Pick out each line containing the string "name" and copy it.

** Start RECORDS SHOWN **

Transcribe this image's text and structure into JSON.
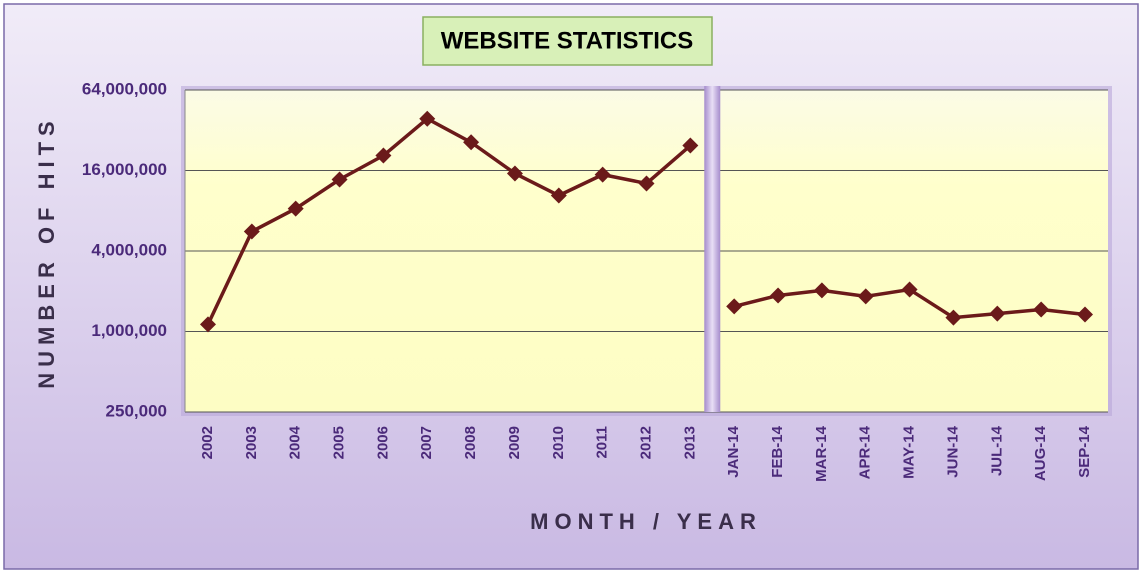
{
  "chart_data": {
    "type": "line",
    "title": "WEBSITE STATISTICS",
    "x_label": "MONTH / YEAR",
    "y_label": "NUMBER OF HITS",
    "categories": [
      "2002",
      "2003",
      "2004",
      "2005",
      "2006",
      "2007",
      "2008",
      "2009",
      "2010",
      "2011",
      "2012",
      "2013",
      "JAN-14",
      "FEB-14",
      "MAR-14",
      "APR-14",
      "MAY-14",
      "JUN-14",
      "JUL-14",
      "AUG-14",
      "SEP-14"
    ],
    "values": [
      1130000,
      5600000,
      8300000,
      13700000,
      20700000,
      39000000,
      26000000,
      15200000,
      10400000,
      14900000,
      12800000,
      24600000,
      1540000,
      1860000,
      2030000,
      1830000,
      2060000,
      1270000,
      1360000,
      1460000,
      1340000
    ],
    "color": "#6b1a1a",
    "break_after": 11,
    "y_scale": "log",
    "ylim": [
      250000,
      64000000
    ],
    "yticks": [
      {
        "value": 250000,
        "label": "250,000"
      },
      {
        "value": 1000000,
        "label": "1,000,000"
      },
      {
        "value": 4000000,
        "label": "4,000,000"
      },
      {
        "value": 16000000,
        "label": "16,000,000"
      },
      {
        "value": 64000000,
        "label": "64,000,000"
      }
    ],
    "grid": true
  }
}
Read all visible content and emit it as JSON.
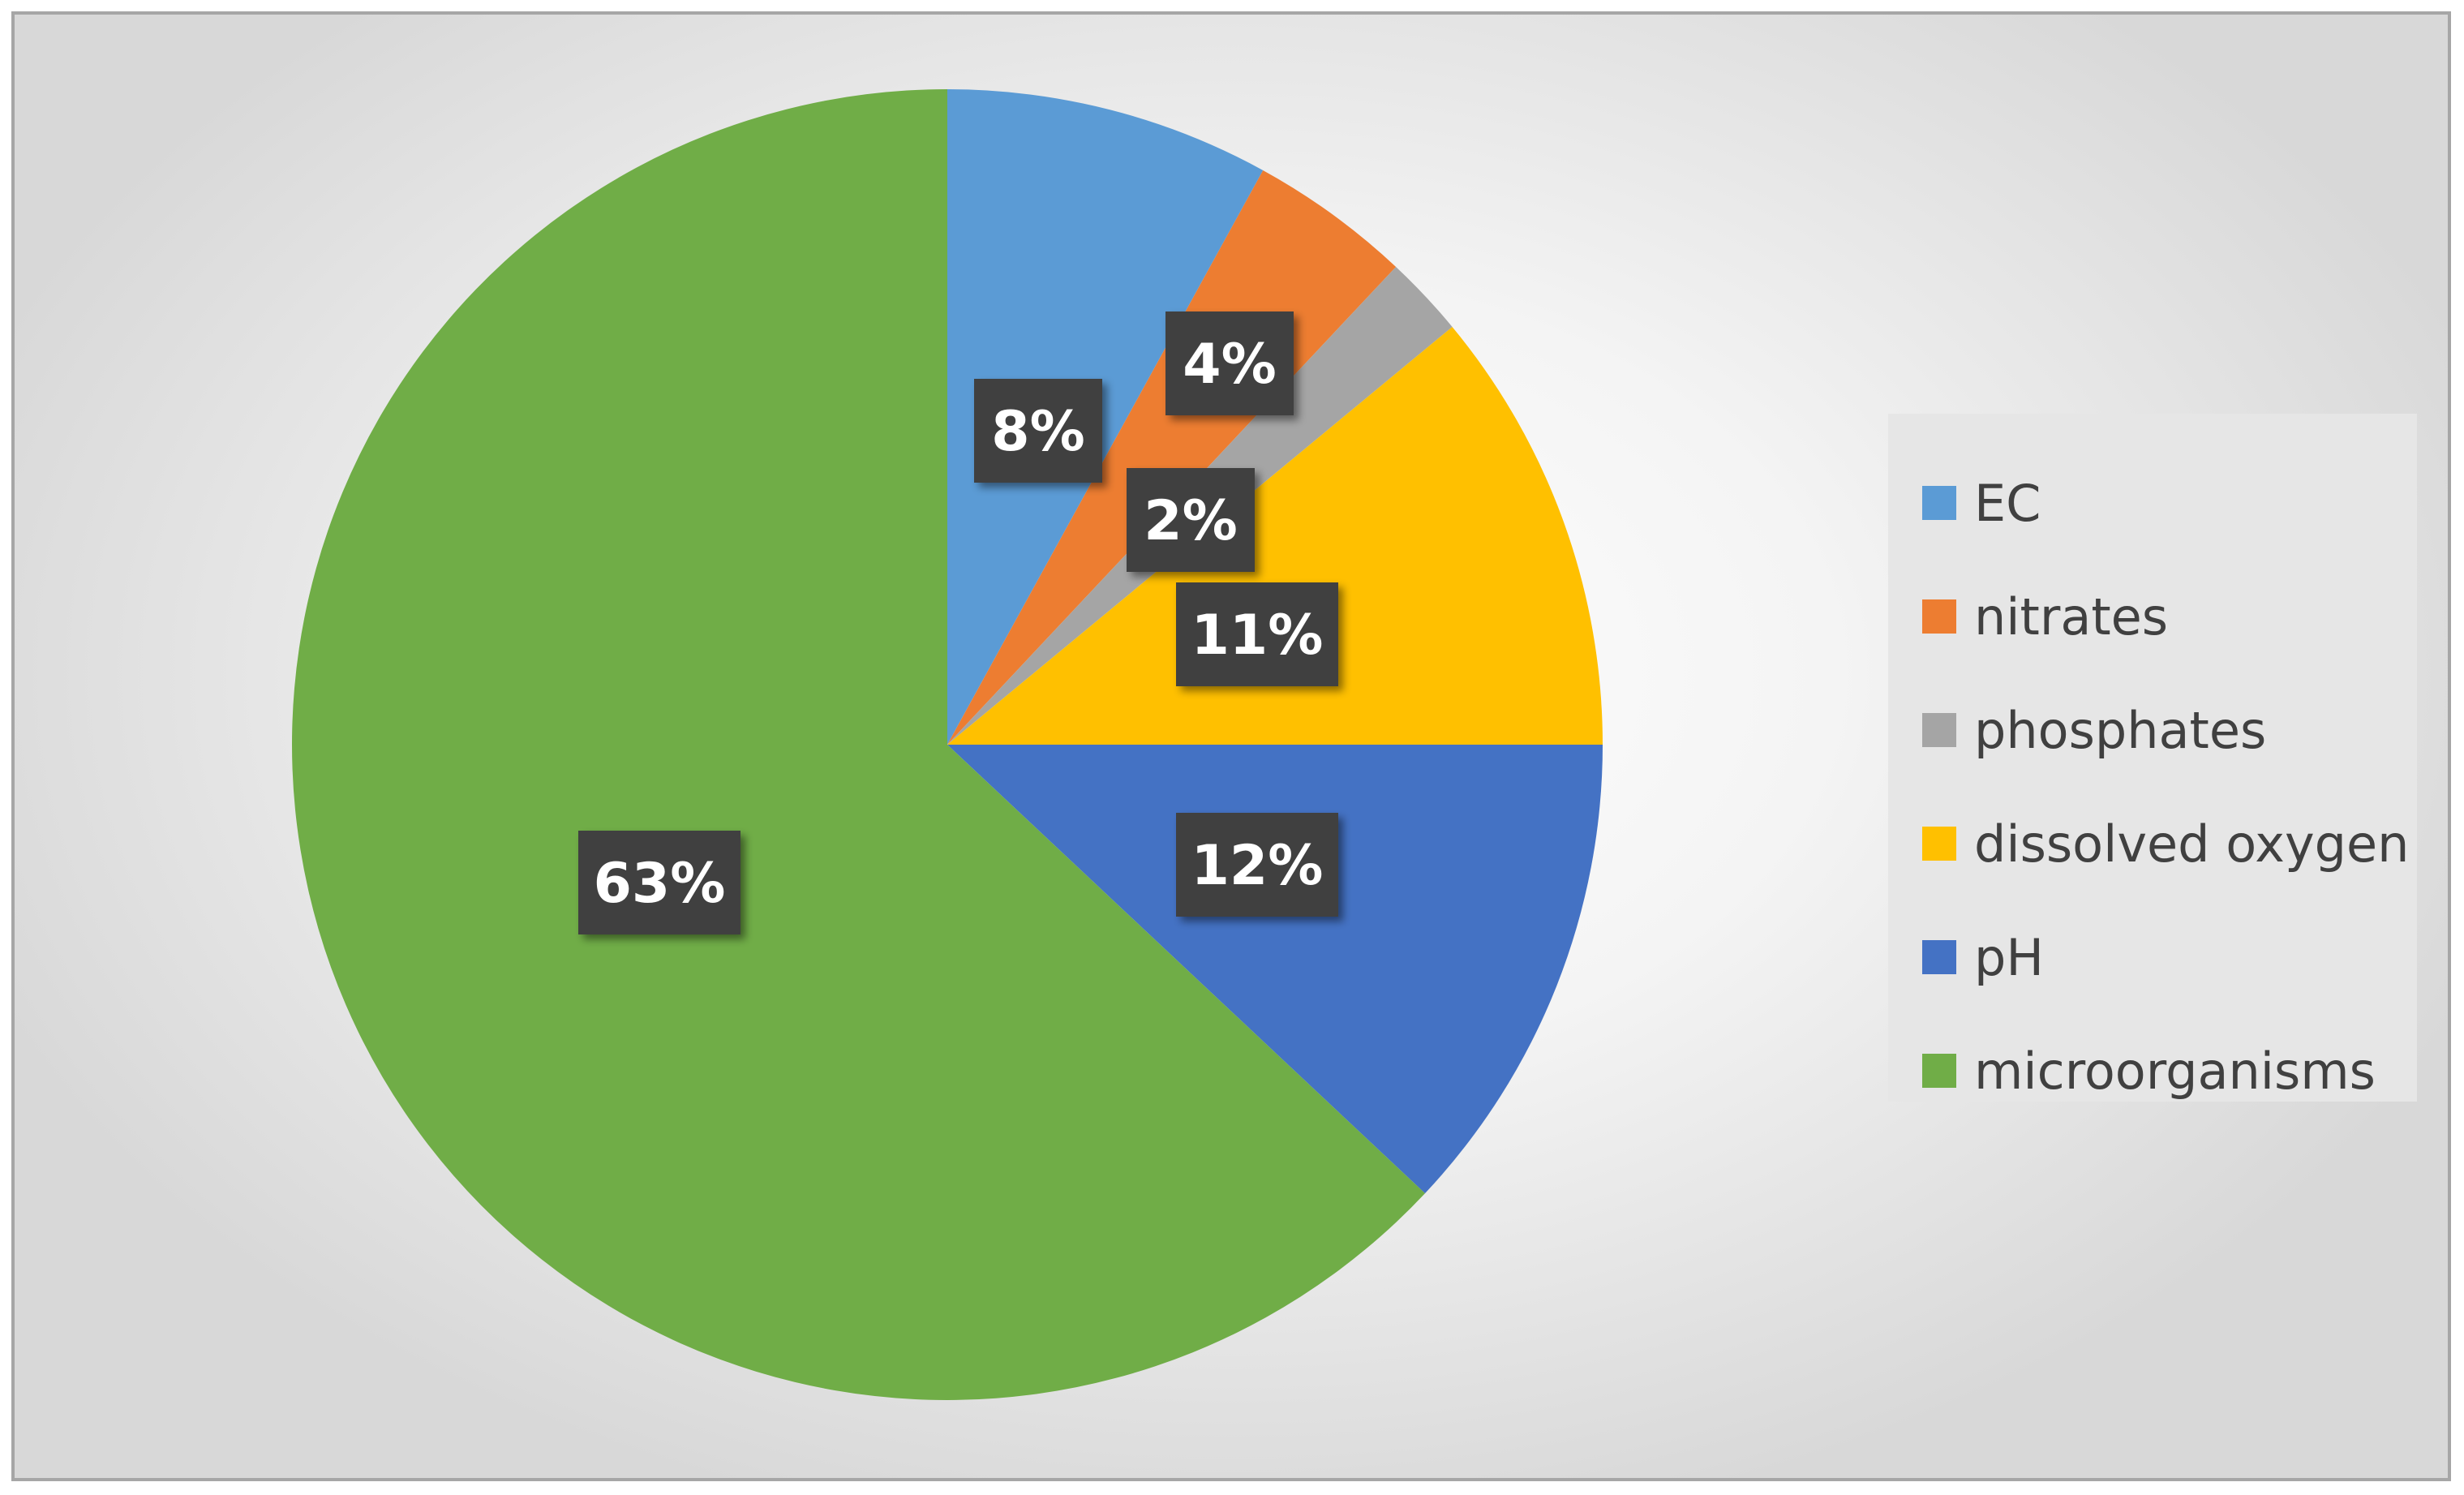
{
  "chart_data": {
    "type": "pie",
    "slices": [
      {
        "name": "EC",
        "value": 8,
        "label": "8%",
        "color": "#5b9bd5"
      },
      {
        "name": "nitrates",
        "value": 4,
        "label": "4%",
        "color": "#ed7d31"
      },
      {
        "name": "phosphates",
        "value": 2,
        "label": "2%",
        "color": "#a5a5a5"
      },
      {
        "name": "dissolved oxygen",
        "value": 11,
        "label": "11%",
        "color": "#ffc000"
      },
      {
        "name": "pH",
        "value": 12,
        "label": "12%",
        "color": "#4472c4"
      },
      {
        "name": "microorganisms",
        "value": 63,
        "label": "63%",
        "color": "#70ad47"
      }
    ],
    "start_angle": "12 o'clock",
    "direction": "clockwise",
    "legend_position": "right",
    "data_label_style": "dark boxes with white bold text"
  }
}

** End RECORDS SHOWN **

- [RIGHT ANSWER]
        "name": "EC",
        "name": "nitrates",
        "name": "phosphates",
        "name": "dissolved oxygen",
        "name": "pH",
        "name": "microorganisms",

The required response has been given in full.